→ RECORDED DATA:
•••
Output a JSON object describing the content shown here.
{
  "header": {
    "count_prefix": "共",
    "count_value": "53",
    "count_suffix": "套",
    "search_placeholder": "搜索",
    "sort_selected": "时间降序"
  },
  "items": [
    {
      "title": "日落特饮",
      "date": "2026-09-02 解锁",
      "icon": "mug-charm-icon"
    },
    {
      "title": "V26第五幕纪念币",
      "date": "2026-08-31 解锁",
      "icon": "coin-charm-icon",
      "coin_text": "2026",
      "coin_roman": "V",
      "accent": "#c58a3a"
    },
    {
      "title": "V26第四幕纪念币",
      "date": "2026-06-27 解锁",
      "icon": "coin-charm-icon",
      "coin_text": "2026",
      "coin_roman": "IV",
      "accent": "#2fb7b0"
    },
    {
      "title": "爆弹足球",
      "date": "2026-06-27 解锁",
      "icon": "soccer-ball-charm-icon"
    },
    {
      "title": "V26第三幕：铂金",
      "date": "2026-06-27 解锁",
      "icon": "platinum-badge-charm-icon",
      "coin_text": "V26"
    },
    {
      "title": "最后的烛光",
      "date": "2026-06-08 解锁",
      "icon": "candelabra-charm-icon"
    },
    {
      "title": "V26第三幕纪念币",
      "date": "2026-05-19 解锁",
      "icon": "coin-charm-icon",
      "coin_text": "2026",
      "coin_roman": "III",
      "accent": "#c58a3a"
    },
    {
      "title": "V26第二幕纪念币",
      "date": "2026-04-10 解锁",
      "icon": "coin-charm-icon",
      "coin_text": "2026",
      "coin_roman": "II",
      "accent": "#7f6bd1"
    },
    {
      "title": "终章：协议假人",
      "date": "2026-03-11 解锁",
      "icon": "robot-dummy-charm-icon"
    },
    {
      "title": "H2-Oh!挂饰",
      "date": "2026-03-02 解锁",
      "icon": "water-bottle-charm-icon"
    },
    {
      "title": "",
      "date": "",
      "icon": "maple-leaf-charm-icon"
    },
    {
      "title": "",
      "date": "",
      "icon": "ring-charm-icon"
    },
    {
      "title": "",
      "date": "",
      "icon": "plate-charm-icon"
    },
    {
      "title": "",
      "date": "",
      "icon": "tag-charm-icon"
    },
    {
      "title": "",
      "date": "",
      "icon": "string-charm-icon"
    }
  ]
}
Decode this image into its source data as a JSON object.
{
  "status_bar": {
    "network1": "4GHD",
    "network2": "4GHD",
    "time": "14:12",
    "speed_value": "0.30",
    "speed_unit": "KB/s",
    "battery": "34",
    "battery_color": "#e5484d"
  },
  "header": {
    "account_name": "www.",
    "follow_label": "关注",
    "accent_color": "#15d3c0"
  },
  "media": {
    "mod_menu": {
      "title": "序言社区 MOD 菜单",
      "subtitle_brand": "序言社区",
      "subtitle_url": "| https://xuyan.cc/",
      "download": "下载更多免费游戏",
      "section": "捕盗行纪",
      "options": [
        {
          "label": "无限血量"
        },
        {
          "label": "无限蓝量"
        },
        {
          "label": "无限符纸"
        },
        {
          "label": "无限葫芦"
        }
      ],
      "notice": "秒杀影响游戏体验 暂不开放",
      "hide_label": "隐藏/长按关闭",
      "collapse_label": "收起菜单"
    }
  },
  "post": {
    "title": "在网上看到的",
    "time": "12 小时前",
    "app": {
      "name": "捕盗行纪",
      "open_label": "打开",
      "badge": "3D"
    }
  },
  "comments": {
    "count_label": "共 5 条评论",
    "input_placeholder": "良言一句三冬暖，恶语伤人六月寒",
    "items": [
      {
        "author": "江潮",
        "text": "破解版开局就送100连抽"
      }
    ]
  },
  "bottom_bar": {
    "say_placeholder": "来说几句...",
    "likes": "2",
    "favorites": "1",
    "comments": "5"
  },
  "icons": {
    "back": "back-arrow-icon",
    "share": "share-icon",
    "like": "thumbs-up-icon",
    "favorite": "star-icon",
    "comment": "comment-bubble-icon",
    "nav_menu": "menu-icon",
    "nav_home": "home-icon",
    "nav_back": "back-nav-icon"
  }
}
•••
→ SET TASK: Write out the complete set of records exactly as given.

→ RESPONSE BELOW:
Output a JSON object describing the content shown here.
{
  "header": {
    "count_prefix": "共",
    "count_value": "53",
    "count_suffix": "套",
    "search_placeholder": "搜索",
    "sort_selected": "时间降序"
  },
  "items": [
    {
      "title": "日落特饮",
      "date": "2026-09-02 解锁",
      "icon": "mug-charm-icon"
    },
    {
      "title": "V26第五幕纪念币",
      "date": "2026-08-31 解锁",
      "icon": "coin-charm-icon",
      "coin_text": "2026",
      "coin_roman": "V",
      "accent": "#c58a3a"
    },
    {
      "title": "V26第四幕纪念币",
      "date": "2026-06-27 解锁",
      "icon": "coin-charm-icon",
      "coin_text": "2026",
      "coin_roman": "IV",
      "accent": "#2fb7b0"
    },
    {
      "title": "爆弹足球",
      "date": "2026-06-27 解锁",
      "icon": "soccer-ball-charm-icon"
    },
    {
      "title": "V26第三幕：铂金",
      "date": "2026-06-27 解锁",
      "icon": "platinum-badge-charm-icon",
      "coin_text": "V26"
    },
    {
      "title": "最后的烛光",
      "date": "2026-06-08 解锁",
      "icon": "candelabra-charm-icon"
    },
    {
      "title": "V26第三幕纪念币",
      "date": "2026-05-19 解锁",
      "icon": "coin-charm-icon",
      "coin_text": "2026",
      "coin_roman": "III",
      "accent": "#c58a3a"
    },
    {
      "title": "V26第二幕纪念币",
      "date": "2026-04-10 解锁",
      "icon": "coin-charm-icon",
      "coin_text": "2026",
      "coin_roman": "II",
      "accent": "#7f6bd1"
    },
    {
      "title": "终章：协议假人",
      "date": "2026-03-11 解锁",
      "icon": "robot-dummy-charm-icon"
    },
    {
      "title": "H2-Oh!挂饰",
      "date": "2026-03-02 解锁",
      "icon": "water-bottle-charm-icon"
    },
    {
      "title": "",
      "date": "",
      "icon": "maple-leaf-charm-icon"
    },
    {
      "title": "",
      "date": "",
      "icon": "ring-charm-icon"
    },
    {
      "title": "",
      "date": "",
      "icon": "plate-charm-icon"
    },
    {
      "title": "",
      "date": "",
      "icon": "tag-charm-icon"
    },
    {
      "title": "",
      "date": "",
      "icon": "string-charm-icon"
    }
  ]
}
Decode this image into its source data as a JSON object.
{
  "status_bar": {
    "network1": "4GHD",
    "network2": "4GHD",
    "time": "14:12",
    "speed_value": "0.30",
    "speed_unit": "KB/s",
    "battery": "34",
    "battery_color": "#e5484d"
  },
  "header": {
    "account_name": "www.",
    "follow_label": "关注",
    "accent_color": "#15d3c0"
  },
  "media": {
    "mod_menu": {
      "title": "序言社区 MOD 菜单",
      "subtitle_brand": "序言社区",
      "subtitle_url": "| https://xuyan.cc/",
      "download": "下载更多免费游戏",
      "section": "捕盗行纪",
      "options": [
        {
          "label": "无限血量"
        },
        {
          "label": "无限蓝量"
        },
        {
          "label": "无限符纸"
        },
        {
          "label": "无限葫芦"
        }
      ],
      "notice": "秒杀影响游戏体验 暂不开放",
      "hide_label": "隐藏/长按关闭",
      "collapse_label": "收起菜单"
    }
  },
  "post": {
    "title": "在网上看到的",
    "time": "12 小时前",
    "app": {
      "name": "捕盗行纪",
      "open_label": "打开",
      "badge": "3D"
    }
  },
  "comments": {
    "count_label": "共 5 条评论",
    "input_placeholder": "良言一句三冬暖，恶语伤人六月寒",
    "items": [
      {
        "author": "江潮",
        "text": "破解版开局就送100连抽"
      }
    ]
  },
  "bottom_bar": {
    "say_placeholder": "来说几句...",
    "likes": "2",
    "favorites": "1",
    "comments": "5"
  },
  "icons": {
    "back": "back-arrow-icon",
    "share": "share-icon",
    "like": "thumbs-up-icon",
    "favorite": "star-icon",
    "comment": "comment-bubble-icon",
    "nav_menu": "menu-icon",
    "nav_home": "home-icon",
    "nav_back": "back-nav-icon"
  }
}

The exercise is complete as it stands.